* _Goal_: Which lines hold the word "icon"? Copy each one.

Items listed in a dataset:
#####

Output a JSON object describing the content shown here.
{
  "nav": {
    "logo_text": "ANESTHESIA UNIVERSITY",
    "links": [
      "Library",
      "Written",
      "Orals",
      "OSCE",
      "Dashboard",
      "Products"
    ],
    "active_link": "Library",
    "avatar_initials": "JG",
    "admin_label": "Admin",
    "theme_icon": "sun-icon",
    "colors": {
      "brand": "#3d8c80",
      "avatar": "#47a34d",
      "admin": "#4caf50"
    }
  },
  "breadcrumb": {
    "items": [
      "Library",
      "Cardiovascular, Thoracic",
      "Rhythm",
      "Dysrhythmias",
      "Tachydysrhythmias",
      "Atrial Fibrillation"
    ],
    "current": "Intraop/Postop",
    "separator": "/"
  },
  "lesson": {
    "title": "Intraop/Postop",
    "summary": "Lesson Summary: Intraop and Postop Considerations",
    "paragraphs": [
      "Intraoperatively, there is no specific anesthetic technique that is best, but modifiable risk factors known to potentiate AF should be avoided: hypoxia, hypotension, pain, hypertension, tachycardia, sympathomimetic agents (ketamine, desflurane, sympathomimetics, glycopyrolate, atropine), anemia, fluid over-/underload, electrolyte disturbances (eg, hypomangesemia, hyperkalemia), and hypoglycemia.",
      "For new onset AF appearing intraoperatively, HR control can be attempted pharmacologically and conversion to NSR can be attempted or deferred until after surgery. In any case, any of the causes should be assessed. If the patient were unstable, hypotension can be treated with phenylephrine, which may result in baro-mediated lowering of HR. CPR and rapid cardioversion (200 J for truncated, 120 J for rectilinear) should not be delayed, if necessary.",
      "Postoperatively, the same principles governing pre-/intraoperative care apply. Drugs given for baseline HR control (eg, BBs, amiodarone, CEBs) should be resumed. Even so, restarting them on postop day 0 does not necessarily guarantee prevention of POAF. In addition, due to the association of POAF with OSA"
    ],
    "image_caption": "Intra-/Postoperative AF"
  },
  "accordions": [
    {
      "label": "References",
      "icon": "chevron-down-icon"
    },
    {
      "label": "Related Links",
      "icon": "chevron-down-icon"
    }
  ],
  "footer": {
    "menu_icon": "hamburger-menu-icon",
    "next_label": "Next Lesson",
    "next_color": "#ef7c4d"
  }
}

#####

* _Solution below_:
    "theme_icon": "sun-icon",
      "icon": "chevron-down-icon"
      "icon": "chevron-down-icon"
    "menu_icon": "hamburger-menu-icon",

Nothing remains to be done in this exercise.